### REQUEST
From the entries below, gather every line containing the string "счастье".

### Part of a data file
— start —

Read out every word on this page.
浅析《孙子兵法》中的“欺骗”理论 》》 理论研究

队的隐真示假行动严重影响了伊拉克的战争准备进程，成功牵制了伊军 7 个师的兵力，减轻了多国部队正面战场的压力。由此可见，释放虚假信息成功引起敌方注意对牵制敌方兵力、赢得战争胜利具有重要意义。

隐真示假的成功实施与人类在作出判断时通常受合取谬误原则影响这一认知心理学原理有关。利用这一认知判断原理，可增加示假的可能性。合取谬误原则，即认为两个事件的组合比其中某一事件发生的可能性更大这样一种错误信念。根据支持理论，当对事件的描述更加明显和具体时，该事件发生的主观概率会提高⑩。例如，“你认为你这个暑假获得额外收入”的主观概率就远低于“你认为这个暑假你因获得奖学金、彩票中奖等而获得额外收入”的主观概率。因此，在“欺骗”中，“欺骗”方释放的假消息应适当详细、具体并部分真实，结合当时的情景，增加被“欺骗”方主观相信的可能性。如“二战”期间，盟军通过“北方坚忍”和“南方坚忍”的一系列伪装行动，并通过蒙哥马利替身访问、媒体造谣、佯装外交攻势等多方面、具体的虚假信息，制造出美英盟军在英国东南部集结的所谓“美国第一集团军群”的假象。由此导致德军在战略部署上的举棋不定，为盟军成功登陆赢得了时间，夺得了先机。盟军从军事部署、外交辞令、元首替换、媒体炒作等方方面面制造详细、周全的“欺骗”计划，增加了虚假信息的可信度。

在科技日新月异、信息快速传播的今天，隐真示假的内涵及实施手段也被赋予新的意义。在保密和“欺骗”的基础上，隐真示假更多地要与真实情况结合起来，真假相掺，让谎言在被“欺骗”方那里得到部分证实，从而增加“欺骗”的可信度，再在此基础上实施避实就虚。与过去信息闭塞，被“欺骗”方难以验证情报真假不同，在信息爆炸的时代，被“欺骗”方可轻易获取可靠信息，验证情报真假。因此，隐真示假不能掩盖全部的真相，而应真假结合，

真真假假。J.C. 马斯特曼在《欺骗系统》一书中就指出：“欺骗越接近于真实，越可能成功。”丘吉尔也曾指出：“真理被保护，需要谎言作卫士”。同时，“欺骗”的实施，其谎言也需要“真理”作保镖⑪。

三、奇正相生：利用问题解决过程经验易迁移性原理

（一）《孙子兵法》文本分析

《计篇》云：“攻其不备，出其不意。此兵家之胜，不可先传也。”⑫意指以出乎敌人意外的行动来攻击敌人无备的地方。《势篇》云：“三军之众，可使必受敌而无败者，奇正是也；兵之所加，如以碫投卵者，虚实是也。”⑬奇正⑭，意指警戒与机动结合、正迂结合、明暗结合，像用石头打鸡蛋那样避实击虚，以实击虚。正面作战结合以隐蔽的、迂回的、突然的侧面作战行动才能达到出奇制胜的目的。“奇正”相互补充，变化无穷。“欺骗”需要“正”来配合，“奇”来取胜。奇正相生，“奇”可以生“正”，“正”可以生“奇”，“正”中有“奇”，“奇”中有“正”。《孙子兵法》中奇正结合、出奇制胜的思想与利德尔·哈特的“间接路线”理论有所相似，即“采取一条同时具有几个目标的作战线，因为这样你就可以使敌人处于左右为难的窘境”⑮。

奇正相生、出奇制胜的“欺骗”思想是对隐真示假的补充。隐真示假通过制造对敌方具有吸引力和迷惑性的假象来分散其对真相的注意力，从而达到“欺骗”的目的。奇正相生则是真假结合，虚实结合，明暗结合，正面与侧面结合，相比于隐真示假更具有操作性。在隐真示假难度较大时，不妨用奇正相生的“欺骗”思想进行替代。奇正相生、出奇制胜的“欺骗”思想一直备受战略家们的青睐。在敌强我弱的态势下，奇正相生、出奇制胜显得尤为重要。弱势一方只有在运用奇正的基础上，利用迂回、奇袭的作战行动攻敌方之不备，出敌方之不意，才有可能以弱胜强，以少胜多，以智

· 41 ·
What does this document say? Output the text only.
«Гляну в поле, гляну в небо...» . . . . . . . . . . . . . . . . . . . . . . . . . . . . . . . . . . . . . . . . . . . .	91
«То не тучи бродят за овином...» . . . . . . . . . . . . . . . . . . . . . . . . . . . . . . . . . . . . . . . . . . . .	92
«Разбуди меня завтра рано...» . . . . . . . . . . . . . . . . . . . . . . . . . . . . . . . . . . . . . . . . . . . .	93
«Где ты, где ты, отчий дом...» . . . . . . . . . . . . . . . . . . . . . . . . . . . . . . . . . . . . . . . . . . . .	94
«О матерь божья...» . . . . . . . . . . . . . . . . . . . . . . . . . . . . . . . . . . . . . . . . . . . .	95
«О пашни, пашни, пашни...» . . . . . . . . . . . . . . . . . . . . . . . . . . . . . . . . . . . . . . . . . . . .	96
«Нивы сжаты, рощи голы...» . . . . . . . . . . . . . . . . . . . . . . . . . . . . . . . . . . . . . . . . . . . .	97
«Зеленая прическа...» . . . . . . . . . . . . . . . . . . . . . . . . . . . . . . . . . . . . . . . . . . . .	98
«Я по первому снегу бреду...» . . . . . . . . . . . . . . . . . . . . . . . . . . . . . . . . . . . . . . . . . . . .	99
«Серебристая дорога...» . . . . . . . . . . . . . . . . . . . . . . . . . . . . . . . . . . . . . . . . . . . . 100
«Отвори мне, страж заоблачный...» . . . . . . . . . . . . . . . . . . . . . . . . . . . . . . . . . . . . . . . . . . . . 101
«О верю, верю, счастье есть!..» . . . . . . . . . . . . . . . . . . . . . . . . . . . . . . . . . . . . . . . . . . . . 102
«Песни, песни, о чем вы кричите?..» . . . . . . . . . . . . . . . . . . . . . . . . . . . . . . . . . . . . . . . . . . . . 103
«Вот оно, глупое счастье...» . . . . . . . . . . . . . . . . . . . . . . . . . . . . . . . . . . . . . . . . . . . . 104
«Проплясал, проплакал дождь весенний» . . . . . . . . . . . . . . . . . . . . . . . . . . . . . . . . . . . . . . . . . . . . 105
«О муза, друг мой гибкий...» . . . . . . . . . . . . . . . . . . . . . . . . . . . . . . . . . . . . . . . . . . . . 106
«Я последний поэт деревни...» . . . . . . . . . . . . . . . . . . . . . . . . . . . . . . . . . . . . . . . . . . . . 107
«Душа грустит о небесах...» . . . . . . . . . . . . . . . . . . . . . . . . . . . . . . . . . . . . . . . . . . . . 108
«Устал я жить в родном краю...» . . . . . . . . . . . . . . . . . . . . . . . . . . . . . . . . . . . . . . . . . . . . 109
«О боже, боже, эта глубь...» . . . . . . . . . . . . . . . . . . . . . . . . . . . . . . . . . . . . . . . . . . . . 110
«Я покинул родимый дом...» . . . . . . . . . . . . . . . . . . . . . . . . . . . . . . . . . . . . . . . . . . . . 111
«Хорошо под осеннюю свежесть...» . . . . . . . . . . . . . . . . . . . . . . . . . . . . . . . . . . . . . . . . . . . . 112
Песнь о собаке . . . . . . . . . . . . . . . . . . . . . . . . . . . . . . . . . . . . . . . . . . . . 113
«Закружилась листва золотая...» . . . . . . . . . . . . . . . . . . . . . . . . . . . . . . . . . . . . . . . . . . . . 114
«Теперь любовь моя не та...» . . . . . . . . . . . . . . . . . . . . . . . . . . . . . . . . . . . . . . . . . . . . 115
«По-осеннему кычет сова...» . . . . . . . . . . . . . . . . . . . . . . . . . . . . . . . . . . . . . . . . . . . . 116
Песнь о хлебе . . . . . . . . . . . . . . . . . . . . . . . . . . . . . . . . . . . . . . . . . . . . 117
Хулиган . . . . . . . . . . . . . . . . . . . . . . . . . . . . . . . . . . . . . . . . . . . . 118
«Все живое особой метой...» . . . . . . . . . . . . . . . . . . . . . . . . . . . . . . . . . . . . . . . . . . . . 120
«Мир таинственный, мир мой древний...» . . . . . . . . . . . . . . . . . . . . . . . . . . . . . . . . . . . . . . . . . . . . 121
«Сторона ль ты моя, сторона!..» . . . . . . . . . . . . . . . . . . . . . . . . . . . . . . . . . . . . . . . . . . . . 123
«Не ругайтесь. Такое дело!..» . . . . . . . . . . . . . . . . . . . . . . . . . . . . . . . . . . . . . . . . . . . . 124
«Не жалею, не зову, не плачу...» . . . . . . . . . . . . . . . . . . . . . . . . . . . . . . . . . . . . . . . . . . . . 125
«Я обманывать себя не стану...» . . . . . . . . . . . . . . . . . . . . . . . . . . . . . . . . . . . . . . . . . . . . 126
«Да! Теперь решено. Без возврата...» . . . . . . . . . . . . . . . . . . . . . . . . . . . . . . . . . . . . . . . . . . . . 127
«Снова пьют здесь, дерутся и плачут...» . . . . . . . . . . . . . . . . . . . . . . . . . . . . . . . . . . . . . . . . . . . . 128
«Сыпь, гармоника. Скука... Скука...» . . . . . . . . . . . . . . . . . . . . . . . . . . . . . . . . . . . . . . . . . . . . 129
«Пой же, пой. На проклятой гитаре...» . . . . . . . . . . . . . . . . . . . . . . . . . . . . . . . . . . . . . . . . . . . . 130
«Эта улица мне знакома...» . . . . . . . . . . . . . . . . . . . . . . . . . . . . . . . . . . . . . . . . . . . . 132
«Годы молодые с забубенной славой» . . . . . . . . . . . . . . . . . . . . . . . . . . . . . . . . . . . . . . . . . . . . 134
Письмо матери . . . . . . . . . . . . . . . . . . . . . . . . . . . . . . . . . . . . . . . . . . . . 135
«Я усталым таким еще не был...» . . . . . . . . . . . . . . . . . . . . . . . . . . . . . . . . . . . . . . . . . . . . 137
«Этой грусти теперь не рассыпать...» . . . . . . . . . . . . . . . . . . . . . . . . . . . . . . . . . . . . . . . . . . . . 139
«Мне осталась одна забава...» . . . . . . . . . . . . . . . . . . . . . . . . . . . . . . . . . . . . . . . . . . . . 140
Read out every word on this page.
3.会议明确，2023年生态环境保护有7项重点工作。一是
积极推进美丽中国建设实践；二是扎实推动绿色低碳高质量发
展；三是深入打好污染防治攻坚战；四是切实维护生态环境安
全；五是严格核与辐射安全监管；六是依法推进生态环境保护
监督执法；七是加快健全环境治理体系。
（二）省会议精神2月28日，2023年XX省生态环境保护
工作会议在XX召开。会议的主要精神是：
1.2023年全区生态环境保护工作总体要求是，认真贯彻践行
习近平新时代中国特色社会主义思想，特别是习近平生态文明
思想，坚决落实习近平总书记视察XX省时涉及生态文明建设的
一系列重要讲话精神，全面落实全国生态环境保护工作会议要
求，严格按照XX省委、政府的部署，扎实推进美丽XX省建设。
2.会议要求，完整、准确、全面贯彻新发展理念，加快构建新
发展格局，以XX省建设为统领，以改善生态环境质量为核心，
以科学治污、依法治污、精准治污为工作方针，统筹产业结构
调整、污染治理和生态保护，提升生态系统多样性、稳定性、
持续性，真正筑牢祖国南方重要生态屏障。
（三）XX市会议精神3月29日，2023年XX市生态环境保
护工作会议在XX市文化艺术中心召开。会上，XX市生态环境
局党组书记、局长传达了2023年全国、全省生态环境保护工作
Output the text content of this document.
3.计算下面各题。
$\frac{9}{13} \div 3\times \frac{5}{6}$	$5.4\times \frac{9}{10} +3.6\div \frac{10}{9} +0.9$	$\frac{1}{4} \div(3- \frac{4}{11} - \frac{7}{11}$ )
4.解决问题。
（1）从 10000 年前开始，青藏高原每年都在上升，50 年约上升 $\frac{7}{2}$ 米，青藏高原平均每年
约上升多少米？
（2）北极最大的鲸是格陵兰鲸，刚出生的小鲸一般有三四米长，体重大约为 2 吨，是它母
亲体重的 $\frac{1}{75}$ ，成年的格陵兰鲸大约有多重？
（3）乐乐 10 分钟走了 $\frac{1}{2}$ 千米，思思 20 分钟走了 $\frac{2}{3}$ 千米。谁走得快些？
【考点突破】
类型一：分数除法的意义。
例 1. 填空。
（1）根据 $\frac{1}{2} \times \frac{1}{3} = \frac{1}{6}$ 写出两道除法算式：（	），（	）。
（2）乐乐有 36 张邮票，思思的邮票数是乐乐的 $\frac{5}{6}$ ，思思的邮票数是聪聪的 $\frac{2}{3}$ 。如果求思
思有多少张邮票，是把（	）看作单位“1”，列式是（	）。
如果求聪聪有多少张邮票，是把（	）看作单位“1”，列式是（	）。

— end —

### IN RESPONSE
«О верю, верю, счастье есть!..» . . . . . . . . . . . . . . . . . . . . . . . . . . . . . . . . . . . . . . . . . . . . 102
«Вот оно, глупое счастье...» . . . . . . . . . . . . . . . . . . . . . . . . . . . . . . . . . . . . . . . . . . . . 104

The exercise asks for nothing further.